## AIM OF THE EXERCISE
Print the listing in its entirety and exactly, leaving out images.

## INPUT RECORDS
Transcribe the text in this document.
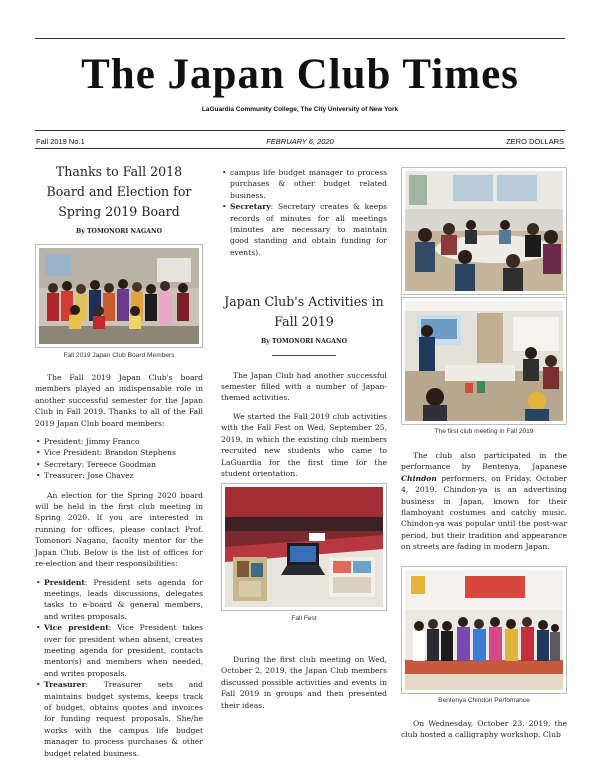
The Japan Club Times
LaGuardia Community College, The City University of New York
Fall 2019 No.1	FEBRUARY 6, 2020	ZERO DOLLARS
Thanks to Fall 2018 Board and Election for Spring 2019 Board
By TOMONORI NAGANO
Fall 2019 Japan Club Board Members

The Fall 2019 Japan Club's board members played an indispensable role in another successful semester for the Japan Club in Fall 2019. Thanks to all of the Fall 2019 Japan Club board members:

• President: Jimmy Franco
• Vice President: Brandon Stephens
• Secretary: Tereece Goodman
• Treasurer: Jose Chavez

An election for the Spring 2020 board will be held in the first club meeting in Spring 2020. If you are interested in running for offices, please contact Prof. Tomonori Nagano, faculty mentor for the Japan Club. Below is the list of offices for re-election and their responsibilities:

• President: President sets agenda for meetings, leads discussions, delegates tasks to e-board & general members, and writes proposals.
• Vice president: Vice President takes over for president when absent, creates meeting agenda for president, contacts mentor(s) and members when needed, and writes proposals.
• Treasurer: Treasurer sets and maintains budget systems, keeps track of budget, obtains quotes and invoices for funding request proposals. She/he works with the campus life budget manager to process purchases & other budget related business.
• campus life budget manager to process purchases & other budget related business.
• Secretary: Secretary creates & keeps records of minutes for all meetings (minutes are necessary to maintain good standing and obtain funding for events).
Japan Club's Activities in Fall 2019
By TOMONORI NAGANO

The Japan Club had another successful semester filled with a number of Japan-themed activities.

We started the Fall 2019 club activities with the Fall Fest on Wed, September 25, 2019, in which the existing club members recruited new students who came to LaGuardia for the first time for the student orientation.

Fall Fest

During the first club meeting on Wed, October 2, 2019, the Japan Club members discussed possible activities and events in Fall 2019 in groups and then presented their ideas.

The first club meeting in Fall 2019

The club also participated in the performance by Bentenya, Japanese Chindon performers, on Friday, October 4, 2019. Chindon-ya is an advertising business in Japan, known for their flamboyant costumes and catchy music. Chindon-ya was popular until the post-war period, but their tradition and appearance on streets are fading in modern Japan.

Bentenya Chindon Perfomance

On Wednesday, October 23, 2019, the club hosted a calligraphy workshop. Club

## RESULT
Transcribe the text in this document.
The Japan Club Times
LaGuardia Community College, The City University of New York
Fall 2019 No.1	FEBRUARY 6, 2020	ZERO DOLLARS
Thanks to Fall 2018 Board and Election for Spring 2019 Board
By TOMONORI NAGANO
Fall 2019 Japan Club Board Members

The Fall 2019 Japan Club's board members played an indispensable role in another successful semester for the Japan Club in Fall 2019. Thanks to all of the Fall 2019 Japan Club board members:

• President: Jimmy Franco
• Vice President: Brandon Stephens
• Secretary: Tereece Goodman
• Treasurer: Jose Chavez

An election for the Spring 2020 board will be held in the first club meeting in Spring 2020. If you are interested in running for offices, please contact Prof. Tomonori Nagano, faculty mentor for the Japan Club. Below is the list of offices for re-election and their responsibilities:

• President: President sets agenda for meetings, leads discussions, delegates tasks to e-board & general members, and writes proposals.
• Vice president: Vice President takes over for president when absent, creates meeting agenda for president, contacts mentor(s) and members when needed, and writes proposals.
• Treasurer: Treasurer sets and maintains budget systems, keeps track of budget, obtains quotes and invoices for funding request proposals. She/he works with the campus life budget manager to process purchases & other budget related business.
• campus life budget manager to process purchases & other budget related business.
• Secretary: Secretary creates & keeps records of minutes for all meetings (minutes are necessary to maintain good standing and obtain funding for events).
Japan Club's Activities in Fall 2019
By TOMONORI NAGANO

The Japan Club had another successful semester filled with a number of Japan-themed activities.

We started the Fall 2019 club activities with the Fall Fest on Wed, September 25, 2019, in which the existing club members recruited new students who came to LaGuardia for the first time for the student orientation.

Fall Fest

During the first club meeting on Wed, October 2, 2019, the Japan Club members discussed possible activities and events in Fall 2019 in groups and then presented their ideas.

The first club meeting in Fall 2019

The club also participated in the performance by Bentenya, Japanese Chindon performers, on Friday, October 4, 2019. Chindon-ya is an advertising business in Japan, known for their flamboyant costumes and catchy music. Chindon-ya was popular until the post-war period, but their tradition and appearance on streets are fading in modern Japan.

Bentenya Chindon Perfomance

On Wednesday, October 23, 2019, the club hosted a calligraphy workshop. Club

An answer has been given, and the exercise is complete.